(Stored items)
----

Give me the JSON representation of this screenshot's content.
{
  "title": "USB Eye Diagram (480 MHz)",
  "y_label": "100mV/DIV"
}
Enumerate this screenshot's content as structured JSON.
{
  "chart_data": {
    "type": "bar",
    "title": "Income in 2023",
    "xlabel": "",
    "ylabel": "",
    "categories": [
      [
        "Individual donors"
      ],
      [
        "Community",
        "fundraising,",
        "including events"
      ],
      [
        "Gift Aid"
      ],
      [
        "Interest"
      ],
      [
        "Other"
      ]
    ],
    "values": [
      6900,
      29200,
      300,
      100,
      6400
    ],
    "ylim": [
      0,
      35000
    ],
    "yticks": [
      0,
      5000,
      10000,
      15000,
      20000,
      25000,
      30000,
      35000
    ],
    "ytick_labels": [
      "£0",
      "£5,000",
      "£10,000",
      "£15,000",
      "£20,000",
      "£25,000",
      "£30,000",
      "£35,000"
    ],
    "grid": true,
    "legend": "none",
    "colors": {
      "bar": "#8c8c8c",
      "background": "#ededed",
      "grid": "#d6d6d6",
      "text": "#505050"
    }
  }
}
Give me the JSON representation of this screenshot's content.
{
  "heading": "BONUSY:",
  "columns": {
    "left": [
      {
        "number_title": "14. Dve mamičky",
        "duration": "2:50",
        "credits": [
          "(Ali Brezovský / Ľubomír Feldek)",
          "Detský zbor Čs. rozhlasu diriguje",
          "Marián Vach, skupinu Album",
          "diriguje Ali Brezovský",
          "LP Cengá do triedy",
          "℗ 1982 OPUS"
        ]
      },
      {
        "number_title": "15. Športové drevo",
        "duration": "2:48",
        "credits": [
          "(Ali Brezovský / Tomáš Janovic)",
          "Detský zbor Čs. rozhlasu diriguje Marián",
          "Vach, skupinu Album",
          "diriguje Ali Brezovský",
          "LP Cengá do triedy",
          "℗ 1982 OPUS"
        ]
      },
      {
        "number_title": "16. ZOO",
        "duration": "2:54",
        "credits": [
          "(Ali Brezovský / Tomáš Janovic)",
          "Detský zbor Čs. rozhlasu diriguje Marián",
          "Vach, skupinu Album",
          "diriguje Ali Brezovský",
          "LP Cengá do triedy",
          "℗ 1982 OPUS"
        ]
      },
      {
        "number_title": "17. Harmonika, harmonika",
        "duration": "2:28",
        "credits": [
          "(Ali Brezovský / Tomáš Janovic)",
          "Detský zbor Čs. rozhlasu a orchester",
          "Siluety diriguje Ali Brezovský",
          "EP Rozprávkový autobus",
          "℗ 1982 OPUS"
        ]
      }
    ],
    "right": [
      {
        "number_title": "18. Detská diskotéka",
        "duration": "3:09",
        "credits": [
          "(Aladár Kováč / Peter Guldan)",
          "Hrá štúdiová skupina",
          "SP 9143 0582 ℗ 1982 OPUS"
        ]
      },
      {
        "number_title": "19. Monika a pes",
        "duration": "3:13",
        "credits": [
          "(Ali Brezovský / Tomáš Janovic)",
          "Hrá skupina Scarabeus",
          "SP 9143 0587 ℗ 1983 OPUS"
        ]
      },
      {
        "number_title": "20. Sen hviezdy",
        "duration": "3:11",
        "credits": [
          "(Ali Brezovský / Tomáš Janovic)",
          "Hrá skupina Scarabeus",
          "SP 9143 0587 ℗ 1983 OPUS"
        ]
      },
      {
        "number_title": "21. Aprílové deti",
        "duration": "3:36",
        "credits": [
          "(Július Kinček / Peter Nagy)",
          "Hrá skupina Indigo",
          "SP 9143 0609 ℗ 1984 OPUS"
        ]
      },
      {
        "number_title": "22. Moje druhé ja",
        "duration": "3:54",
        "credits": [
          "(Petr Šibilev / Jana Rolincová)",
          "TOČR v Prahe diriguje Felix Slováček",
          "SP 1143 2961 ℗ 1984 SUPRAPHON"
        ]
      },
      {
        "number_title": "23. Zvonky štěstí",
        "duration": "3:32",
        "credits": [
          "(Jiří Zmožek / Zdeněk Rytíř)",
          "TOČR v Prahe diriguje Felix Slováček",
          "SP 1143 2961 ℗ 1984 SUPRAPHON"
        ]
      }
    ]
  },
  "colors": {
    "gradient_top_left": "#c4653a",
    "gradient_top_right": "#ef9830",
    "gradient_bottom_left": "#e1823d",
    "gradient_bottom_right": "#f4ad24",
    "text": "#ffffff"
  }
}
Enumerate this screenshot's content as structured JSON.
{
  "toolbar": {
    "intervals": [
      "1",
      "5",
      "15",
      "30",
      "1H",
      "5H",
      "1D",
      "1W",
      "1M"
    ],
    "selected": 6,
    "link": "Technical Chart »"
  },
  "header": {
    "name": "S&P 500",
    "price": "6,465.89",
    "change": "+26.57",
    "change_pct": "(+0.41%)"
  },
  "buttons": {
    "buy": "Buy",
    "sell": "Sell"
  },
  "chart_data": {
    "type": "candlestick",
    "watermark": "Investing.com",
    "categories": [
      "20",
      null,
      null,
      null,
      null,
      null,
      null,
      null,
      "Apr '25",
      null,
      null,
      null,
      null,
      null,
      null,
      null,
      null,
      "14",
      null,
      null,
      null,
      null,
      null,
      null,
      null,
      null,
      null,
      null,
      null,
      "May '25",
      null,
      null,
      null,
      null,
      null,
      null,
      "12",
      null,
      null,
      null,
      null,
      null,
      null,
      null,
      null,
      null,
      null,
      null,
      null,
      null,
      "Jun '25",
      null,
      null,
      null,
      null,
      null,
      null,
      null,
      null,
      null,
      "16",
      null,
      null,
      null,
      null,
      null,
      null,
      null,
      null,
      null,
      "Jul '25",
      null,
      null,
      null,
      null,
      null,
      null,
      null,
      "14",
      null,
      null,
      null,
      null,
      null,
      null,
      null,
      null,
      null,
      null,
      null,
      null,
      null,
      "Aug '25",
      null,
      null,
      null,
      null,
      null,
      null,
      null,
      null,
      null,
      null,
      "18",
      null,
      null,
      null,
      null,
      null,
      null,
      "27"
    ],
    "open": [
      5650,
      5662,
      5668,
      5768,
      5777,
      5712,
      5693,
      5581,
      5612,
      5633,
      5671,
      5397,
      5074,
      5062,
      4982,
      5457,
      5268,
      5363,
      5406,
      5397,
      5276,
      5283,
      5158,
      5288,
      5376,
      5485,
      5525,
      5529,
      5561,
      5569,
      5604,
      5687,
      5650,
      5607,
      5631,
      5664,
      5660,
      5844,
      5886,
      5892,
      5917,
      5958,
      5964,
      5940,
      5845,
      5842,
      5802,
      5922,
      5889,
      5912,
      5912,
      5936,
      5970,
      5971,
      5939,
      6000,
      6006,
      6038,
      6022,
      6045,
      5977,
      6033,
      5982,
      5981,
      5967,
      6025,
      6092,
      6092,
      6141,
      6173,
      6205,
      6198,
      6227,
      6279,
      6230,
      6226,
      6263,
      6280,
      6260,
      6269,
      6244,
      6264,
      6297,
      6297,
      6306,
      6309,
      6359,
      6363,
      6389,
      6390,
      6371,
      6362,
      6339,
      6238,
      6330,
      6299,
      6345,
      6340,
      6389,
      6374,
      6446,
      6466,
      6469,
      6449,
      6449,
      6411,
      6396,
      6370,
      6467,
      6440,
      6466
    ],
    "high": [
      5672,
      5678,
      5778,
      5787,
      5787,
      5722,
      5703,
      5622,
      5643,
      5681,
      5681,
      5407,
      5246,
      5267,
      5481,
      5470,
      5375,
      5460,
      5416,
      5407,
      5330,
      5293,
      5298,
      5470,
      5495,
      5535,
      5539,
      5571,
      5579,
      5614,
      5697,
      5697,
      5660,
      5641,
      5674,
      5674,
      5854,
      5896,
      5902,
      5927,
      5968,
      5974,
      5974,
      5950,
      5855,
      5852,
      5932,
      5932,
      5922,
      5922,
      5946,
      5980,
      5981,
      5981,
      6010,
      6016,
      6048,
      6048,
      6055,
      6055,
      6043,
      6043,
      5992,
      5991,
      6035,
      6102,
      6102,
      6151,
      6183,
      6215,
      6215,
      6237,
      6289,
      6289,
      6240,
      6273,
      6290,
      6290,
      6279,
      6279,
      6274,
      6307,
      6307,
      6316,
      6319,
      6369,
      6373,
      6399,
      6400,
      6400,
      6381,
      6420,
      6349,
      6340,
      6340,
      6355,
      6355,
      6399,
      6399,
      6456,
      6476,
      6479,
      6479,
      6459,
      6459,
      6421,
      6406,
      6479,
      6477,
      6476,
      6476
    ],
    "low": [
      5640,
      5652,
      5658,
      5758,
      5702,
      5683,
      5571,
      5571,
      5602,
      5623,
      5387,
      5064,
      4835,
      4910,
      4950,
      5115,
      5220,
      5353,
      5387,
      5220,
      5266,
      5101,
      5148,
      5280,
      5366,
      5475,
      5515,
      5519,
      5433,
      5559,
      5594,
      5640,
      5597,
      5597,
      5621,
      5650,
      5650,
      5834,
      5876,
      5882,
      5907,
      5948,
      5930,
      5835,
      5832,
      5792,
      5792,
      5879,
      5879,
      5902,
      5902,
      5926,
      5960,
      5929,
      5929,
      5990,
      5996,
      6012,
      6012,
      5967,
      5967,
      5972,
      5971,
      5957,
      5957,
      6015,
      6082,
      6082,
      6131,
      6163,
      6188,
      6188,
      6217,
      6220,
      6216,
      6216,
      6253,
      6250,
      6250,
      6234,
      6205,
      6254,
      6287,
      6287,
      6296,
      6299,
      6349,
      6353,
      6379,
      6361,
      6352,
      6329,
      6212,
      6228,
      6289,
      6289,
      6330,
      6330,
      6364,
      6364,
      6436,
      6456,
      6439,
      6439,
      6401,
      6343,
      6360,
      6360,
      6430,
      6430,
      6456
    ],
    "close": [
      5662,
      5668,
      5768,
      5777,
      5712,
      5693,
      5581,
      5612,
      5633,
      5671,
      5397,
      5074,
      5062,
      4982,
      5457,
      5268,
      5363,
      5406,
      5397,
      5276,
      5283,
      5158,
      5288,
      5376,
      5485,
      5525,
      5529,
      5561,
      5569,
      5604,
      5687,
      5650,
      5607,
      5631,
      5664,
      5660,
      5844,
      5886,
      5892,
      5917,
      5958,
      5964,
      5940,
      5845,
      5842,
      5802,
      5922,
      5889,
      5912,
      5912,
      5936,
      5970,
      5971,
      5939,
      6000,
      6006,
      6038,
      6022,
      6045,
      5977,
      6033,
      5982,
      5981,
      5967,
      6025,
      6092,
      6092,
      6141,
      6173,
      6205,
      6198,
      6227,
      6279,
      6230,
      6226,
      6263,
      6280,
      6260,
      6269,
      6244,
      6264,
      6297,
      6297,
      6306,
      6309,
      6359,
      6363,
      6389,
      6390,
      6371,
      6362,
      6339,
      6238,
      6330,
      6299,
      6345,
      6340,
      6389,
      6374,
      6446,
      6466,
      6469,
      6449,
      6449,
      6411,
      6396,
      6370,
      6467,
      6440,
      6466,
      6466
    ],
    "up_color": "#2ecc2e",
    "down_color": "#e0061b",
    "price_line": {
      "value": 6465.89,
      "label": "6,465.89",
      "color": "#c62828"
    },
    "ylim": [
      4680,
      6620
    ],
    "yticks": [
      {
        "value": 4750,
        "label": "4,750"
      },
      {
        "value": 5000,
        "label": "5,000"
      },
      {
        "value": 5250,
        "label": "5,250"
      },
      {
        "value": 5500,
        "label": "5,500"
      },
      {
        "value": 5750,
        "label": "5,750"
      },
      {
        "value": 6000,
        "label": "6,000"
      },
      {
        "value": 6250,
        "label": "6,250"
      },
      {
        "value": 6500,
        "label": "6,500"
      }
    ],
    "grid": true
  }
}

----

SET PROBLEM: What is the number of lines above that hold the string "duration"? Answer with that number alone.

TASK RESPONSE: 10